[WRITTEN REQUEST] Please transcribe the data below exactly. Leave the pictures out.

(Dataset excerpts)
*****

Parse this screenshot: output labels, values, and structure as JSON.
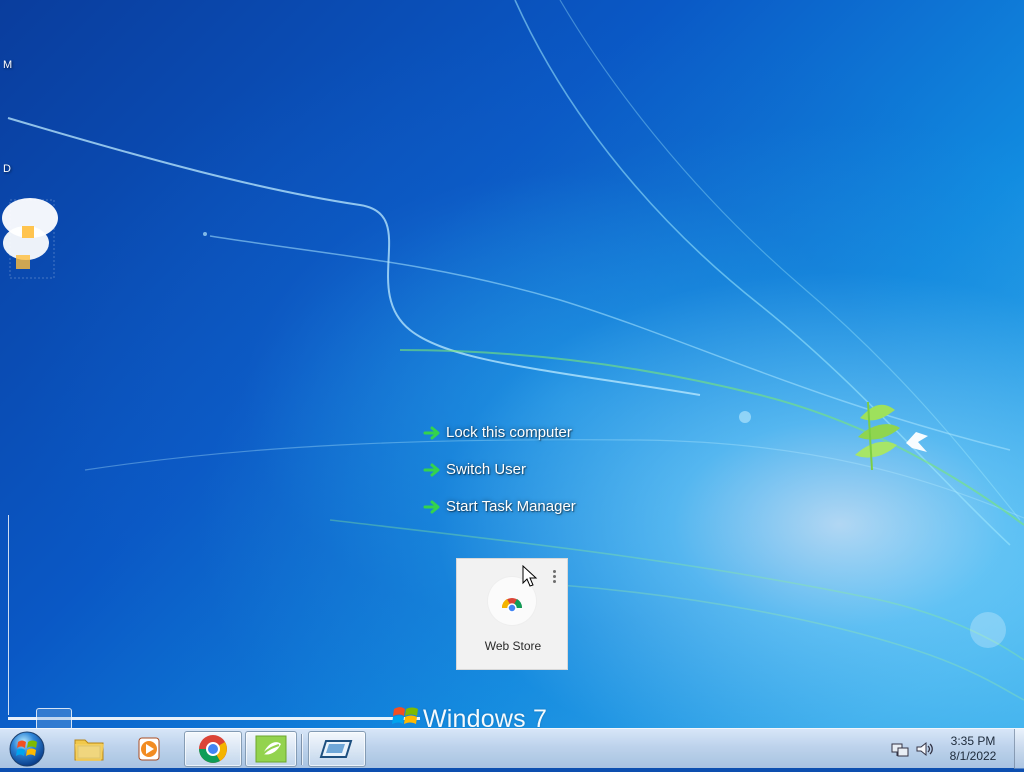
{
  "desktop": {
    "edge_labels": [
      "M",
      "D"
    ],
    "menu": {
      "items": [
        {
          "label": "Lock this computer",
          "icon": "green-arrow-icon"
        },
        {
          "label": "Switch User",
          "icon": "green-arrow-icon"
        },
        {
          "label": "Start Task Manager",
          "icon": "green-arrow-icon"
        }
      ]
    },
    "webstore_card": {
      "label": "Web Store",
      "icon": "chrome-web-store-icon",
      "menu_icon": "more-vert-icon"
    },
    "wallpaper_wordmark": "Windows 7"
  },
  "taskbar": {
    "start_icon": "windows-start-orb-icon",
    "apps": [
      {
        "name": "file-explorer",
        "icon": "folder-icon"
      },
      {
        "name": "media-player",
        "icon": "media-player-icon"
      },
      {
        "name": "google-chrome",
        "icon": "chrome-icon"
      },
      {
        "name": "green-app",
        "icon": "green-leaf-icon"
      },
      {
        "name": "secondary-window",
        "icon": "window-icon"
      }
    ],
    "tray": {
      "icons": [
        "network-icon",
        "speaker-icon"
      ],
      "time": "3:35 PM",
      "date": "8/1/2022"
    }
  },
  "colors": {
    "desktop_dark": "#0a3d9d",
    "desktop_light": "#4ab8ef",
    "taskbar": "#c4d8ee",
    "menu_text": "#ffffff",
    "card": "#f2f2f2"
  }
}
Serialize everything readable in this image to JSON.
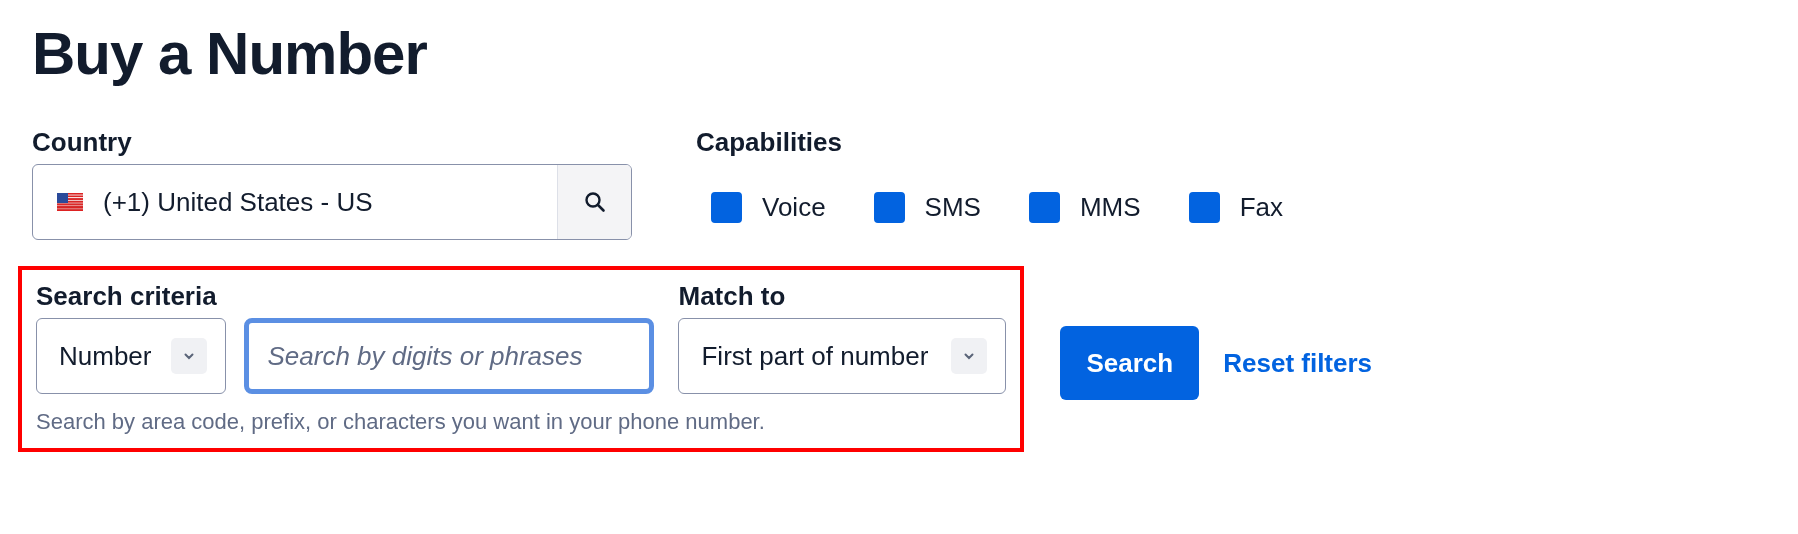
{
  "title": "Buy a Number",
  "country": {
    "label": "Country",
    "value": "(+1) United States - US"
  },
  "capabilities": {
    "label": "Capabilities",
    "options": [
      {
        "label": "Voice",
        "checked": true
      },
      {
        "label": "SMS",
        "checked": true
      },
      {
        "label": "MMS",
        "checked": true
      },
      {
        "label": "Fax",
        "checked": true
      }
    ]
  },
  "search_criteria": {
    "highlighted": true,
    "label": "Search criteria",
    "type_value": "Number",
    "placeholder": "Search by digits or phrases",
    "focused": true,
    "hint": "Search by area code, prefix, or characters you want in your phone number."
  },
  "match_to": {
    "label": "Match to",
    "value": "First part of number"
  },
  "buttons": {
    "search": "Search",
    "reset": "Reset filters"
  }
}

*****

[FULL OUTPUT]
Parse this screenshot: output labels, values, and structure as JSON.
{
  "desktop": {
    "edge_labels": [
      "M",
      "D"
    ],
    "menu": {
      "items": [
        {
          "label": "Lock this computer",
          "icon": "green-arrow-icon"
        },
        {
          "label": "Switch User",
          "icon": "green-arrow-icon"
        },
        {
          "label": "Start Task Manager",
          "icon": "green-arrow-icon"
        }
      ]
    },
    "webstore_card": {
      "label": "Web Store",
      "icon": "chrome-web-store-icon",
      "menu_icon": "more-vert-icon"
    },
    "wallpaper_wordmark": "Windows 7"
  },
  "taskbar": {
    "start_icon": "windows-start-orb-icon",
    "apps": [
      {
        "name": "file-explorer",
        "icon": "folder-icon"
      },
      {
        "name": "media-player",
        "icon": "media-player-icon"
      },
      {
        "name": "google-chrome",
        "icon": "chrome-icon"
      },
      {
        "name": "green-app",
        "icon": "green-leaf-icon"
      },
      {
        "name": "secondary-window",
        "icon": "window-icon"
      }
    ],
    "tray": {
      "icons": [
        "network-icon",
        "speaker-icon"
      ],
      "time": "3:35 PM",
      "date": "8/1/2022"
    }
  },
  "colors": {
    "desktop_dark": "#0a3d9d",
    "desktop_light": "#4ab8ef",
    "taskbar": "#c4d8ee",
    "menu_text": "#ffffff",
    "card": "#f2f2f2"
  }
}
Serialize everything readable in this image to JSON.
{
  "title": "Buy a Number",
  "country": {
    "label": "Country",
    "value": "(+1) United States - US"
  },
  "capabilities": {
    "label": "Capabilities",
    "options": [
      {
        "label": "Voice",
        "checked": true
      },
      {
        "label": "SMS",
        "checked": true
      },
      {
        "label": "MMS",
        "checked": true
      },
      {
        "label": "Fax",
        "checked": true
      }
    ]
  },
  "search_criteria": {
    "highlighted": true,
    "label": "Search criteria",
    "type_value": "Number",
    "placeholder": "Search by digits or phrases",
    "focused": true,
    "hint": "Search by area code, prefix, or characters you want in your phone number."
  },
  "match_to": {
    "label": "Match to",
    "value": "First part of number"
  },
  "buttons": {
    "search": "Search",
    "reset": "Reset filters"
  }
}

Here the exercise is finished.